++++ Material provided ++++

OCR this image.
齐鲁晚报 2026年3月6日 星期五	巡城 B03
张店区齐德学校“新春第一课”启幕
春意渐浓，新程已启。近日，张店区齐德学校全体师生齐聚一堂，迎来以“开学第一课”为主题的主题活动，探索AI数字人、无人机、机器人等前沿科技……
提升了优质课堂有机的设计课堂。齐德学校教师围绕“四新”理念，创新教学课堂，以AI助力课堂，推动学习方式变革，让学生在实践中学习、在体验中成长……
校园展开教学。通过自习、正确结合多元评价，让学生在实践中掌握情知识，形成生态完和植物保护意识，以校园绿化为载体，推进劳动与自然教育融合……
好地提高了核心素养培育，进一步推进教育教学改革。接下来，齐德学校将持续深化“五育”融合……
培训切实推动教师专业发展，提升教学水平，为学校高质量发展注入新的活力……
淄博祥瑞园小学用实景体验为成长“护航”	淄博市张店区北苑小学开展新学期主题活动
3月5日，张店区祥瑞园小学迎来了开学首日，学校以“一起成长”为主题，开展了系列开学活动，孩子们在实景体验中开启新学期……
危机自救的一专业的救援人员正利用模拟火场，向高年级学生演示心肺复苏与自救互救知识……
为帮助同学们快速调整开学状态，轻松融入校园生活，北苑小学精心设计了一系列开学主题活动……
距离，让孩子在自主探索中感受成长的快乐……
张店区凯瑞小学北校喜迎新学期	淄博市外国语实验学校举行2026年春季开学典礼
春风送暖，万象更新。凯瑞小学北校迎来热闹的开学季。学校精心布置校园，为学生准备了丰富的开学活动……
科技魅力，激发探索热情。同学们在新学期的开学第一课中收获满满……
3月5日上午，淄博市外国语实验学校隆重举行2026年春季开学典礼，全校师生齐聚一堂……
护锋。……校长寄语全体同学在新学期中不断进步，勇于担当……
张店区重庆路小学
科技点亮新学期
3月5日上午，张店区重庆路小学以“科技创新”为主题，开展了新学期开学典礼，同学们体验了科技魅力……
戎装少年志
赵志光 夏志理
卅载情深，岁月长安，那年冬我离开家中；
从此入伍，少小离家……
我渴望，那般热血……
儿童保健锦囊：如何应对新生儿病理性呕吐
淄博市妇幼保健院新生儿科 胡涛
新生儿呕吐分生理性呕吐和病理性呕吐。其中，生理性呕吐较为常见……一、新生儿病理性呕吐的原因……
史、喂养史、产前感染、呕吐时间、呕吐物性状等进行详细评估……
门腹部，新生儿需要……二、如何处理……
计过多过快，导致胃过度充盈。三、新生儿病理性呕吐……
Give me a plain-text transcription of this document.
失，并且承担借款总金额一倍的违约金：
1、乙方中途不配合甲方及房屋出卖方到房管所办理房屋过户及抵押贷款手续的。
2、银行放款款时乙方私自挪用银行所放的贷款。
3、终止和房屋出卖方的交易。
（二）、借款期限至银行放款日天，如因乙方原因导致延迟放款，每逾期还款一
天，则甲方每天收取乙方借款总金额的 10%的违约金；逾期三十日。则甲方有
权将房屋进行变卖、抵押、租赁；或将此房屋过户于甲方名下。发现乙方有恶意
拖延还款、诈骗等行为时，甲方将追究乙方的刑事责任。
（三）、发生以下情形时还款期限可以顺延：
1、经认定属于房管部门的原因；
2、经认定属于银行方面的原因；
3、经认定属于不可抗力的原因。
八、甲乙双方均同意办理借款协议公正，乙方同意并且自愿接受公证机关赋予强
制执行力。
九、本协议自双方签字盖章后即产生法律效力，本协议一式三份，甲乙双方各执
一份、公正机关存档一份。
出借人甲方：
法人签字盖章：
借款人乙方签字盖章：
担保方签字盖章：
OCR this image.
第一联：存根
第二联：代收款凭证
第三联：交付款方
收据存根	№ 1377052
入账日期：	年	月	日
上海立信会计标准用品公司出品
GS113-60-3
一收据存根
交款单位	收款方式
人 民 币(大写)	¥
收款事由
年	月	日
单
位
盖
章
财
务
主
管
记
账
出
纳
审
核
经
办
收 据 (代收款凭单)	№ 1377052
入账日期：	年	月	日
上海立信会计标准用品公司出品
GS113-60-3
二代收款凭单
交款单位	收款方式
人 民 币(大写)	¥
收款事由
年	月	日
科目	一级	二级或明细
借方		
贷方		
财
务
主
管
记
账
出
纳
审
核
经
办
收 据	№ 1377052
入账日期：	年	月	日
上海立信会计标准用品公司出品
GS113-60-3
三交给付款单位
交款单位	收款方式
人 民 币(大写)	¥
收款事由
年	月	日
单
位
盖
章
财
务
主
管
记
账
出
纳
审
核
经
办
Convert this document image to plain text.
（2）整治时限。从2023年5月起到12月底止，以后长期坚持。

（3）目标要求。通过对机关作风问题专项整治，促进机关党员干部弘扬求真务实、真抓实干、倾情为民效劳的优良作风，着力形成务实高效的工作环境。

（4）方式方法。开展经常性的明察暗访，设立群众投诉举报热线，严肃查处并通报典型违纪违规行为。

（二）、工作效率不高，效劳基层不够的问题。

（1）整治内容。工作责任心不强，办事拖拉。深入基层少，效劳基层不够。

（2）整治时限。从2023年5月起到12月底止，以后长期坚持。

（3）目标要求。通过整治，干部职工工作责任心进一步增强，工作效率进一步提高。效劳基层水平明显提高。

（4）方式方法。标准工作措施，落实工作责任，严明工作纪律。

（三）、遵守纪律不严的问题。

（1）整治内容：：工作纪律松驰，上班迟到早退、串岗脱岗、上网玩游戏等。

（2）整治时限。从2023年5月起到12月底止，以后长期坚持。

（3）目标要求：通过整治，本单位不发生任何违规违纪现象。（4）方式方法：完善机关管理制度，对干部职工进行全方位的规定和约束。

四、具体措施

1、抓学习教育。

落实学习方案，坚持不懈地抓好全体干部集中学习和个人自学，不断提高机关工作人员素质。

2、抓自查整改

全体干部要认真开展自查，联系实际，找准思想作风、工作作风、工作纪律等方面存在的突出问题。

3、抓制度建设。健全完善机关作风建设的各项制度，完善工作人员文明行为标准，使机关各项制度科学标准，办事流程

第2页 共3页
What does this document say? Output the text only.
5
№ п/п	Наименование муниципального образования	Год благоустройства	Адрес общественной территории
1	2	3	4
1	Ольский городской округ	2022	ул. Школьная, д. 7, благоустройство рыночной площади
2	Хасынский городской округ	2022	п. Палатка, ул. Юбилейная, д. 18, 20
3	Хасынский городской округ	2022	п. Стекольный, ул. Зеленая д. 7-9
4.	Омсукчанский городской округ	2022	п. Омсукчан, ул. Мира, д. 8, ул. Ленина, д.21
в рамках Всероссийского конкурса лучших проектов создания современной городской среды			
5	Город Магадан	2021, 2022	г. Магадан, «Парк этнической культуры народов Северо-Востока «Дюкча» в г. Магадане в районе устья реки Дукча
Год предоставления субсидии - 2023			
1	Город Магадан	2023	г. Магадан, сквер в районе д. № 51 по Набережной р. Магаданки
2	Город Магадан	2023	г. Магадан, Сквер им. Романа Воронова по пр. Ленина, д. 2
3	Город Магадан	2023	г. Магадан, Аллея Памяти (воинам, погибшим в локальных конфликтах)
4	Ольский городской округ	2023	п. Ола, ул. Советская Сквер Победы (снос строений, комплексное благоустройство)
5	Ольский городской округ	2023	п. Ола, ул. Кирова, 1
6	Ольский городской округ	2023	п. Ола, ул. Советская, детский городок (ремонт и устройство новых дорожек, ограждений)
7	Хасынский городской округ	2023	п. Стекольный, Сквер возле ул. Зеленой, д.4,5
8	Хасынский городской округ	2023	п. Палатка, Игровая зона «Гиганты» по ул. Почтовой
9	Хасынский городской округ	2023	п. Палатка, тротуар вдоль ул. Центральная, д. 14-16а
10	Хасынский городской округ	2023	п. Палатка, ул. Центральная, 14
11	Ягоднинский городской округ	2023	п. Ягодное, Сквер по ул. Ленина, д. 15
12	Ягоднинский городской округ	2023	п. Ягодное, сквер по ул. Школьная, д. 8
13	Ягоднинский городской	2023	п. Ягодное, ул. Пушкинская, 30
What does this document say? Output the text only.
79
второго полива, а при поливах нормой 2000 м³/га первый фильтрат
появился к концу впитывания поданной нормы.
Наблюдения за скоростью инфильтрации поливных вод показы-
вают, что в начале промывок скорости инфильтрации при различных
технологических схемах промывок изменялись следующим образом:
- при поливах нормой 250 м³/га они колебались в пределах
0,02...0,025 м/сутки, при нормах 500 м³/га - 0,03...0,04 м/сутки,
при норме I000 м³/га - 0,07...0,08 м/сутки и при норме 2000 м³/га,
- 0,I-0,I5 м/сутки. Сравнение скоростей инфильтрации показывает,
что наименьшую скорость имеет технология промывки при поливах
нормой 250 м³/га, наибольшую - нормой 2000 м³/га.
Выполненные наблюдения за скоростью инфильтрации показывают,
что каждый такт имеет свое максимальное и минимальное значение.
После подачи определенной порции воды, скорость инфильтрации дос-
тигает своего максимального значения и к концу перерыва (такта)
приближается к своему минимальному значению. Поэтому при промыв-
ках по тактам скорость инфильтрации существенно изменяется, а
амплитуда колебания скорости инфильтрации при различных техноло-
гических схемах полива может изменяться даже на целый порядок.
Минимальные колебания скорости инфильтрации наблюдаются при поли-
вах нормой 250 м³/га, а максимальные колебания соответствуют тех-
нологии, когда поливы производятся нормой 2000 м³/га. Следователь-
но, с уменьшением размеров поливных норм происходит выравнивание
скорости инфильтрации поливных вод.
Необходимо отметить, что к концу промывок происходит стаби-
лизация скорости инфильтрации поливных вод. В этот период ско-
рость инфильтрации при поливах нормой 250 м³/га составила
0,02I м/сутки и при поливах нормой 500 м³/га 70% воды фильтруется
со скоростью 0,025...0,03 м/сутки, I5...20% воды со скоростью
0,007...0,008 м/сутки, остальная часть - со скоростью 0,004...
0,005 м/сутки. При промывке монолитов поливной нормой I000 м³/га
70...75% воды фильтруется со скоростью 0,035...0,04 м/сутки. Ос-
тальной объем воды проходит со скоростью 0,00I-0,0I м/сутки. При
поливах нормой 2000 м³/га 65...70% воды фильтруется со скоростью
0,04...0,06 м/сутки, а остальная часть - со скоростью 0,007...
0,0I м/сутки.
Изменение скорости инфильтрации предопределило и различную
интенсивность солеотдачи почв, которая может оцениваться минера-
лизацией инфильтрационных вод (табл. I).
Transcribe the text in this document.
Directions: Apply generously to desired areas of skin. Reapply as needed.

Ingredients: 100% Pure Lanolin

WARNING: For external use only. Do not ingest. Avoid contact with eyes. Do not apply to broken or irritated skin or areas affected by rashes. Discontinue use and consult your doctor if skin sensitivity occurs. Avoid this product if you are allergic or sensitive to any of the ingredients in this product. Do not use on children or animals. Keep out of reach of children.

++++

# What is needed
In the lines above, find each one with "происходит" and list it.

# Output of the exercise
но, с уменьшением размеров поливных норм происходит выравнивание
Необходимо отметить, что к концу промывок происходит стаби-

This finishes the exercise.